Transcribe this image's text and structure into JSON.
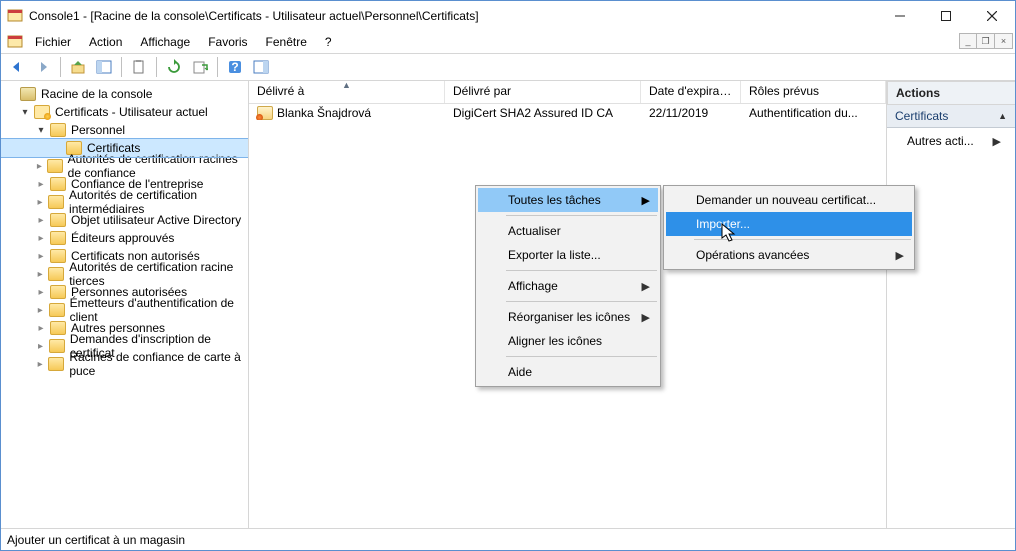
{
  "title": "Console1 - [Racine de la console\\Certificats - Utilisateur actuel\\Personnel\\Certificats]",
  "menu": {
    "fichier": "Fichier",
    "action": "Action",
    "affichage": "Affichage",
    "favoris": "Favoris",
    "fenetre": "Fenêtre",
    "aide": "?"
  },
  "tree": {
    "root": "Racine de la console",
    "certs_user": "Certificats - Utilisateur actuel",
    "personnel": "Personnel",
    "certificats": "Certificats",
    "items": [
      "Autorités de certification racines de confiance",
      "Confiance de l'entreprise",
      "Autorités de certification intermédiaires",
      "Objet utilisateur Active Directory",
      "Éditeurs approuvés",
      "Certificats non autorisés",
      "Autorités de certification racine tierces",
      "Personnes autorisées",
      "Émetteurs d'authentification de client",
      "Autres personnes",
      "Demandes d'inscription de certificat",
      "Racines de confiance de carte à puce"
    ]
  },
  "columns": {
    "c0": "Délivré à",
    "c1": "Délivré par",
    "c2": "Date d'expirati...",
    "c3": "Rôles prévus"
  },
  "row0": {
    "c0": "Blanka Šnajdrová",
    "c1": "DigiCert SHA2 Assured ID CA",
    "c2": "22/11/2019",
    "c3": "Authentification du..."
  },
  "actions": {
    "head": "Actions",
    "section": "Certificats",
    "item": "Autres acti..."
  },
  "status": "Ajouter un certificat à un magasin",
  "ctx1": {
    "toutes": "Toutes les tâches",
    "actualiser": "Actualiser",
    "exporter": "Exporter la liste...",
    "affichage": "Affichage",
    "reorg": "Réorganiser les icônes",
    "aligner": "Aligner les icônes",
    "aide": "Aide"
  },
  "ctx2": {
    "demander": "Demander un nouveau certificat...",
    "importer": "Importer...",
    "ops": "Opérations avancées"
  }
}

==

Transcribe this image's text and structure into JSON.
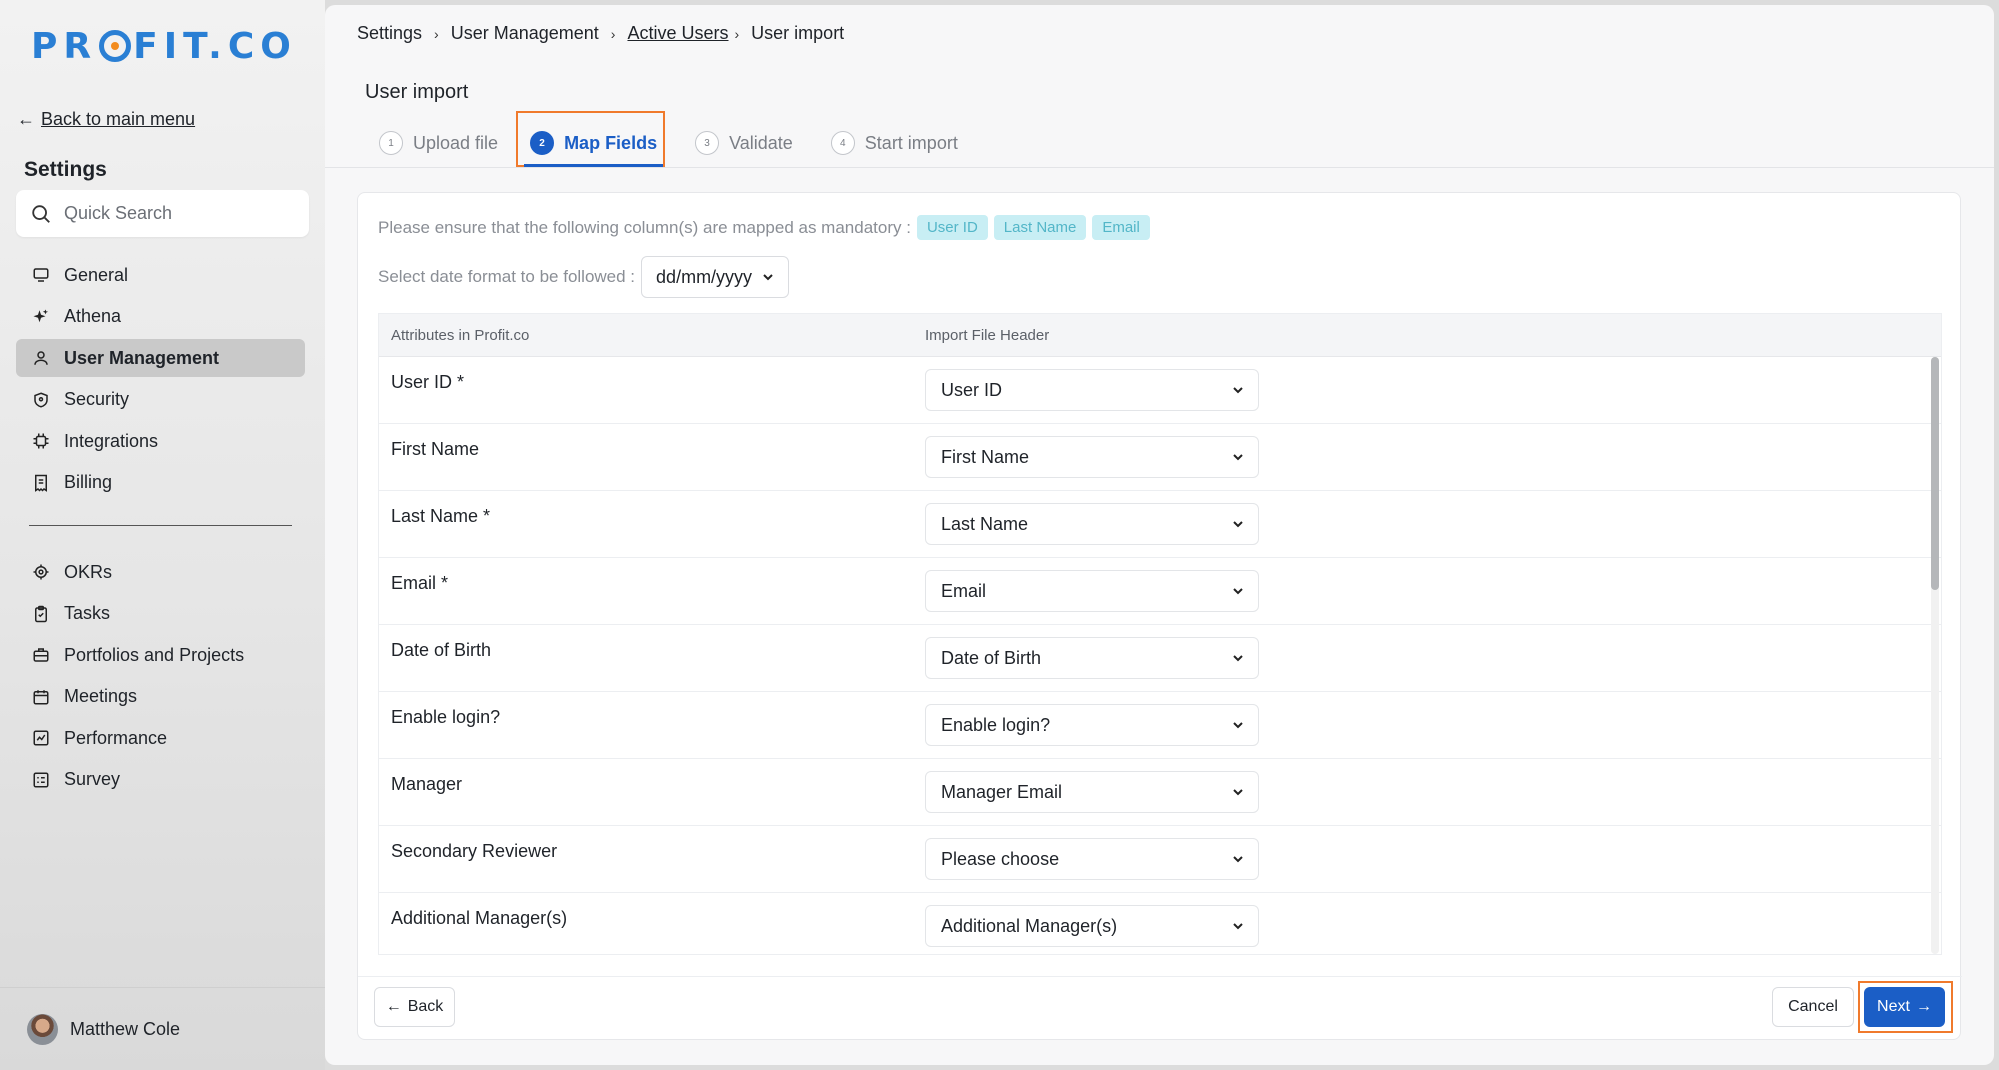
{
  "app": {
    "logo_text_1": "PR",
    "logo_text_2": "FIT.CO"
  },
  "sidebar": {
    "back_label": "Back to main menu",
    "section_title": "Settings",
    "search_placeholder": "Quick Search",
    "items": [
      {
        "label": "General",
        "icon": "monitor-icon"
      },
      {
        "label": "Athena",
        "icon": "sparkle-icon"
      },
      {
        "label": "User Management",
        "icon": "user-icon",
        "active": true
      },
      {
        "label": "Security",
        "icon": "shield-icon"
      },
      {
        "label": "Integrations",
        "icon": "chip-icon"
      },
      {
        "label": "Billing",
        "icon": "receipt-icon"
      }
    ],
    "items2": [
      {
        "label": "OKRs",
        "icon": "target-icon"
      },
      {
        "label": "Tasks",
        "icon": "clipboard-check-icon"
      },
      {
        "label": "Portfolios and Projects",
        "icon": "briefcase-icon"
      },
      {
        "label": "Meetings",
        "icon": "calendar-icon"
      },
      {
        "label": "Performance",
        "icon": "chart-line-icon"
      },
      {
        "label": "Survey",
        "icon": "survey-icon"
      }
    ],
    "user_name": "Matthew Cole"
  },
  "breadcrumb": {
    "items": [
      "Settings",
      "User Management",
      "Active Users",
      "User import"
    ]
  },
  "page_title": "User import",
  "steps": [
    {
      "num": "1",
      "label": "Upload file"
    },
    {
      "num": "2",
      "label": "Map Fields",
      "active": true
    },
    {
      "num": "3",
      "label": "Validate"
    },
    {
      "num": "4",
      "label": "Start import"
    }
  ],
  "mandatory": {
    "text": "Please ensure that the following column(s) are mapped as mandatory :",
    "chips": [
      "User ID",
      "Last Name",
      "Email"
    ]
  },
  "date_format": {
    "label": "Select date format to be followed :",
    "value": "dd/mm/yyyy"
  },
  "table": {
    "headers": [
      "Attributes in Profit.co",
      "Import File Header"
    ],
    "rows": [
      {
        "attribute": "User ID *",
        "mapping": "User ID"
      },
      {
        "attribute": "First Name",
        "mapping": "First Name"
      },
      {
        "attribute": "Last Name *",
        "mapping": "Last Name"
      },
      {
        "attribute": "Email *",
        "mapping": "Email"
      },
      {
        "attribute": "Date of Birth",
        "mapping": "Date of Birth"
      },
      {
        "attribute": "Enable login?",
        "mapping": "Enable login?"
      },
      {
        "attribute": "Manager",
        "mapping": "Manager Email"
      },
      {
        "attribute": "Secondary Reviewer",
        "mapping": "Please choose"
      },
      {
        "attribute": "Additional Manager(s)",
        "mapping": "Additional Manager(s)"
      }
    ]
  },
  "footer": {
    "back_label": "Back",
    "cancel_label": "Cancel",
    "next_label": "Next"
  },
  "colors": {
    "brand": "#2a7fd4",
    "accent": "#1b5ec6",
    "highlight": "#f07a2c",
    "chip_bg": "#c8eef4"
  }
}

EXERCISE DESCRIPTION: Take every line from the data above that holds "Additional" and copy it out.

EXERCISE RESULT:
        "attribute": "Additional Manager(s)",
        "mapping": "Additional Manager(s)"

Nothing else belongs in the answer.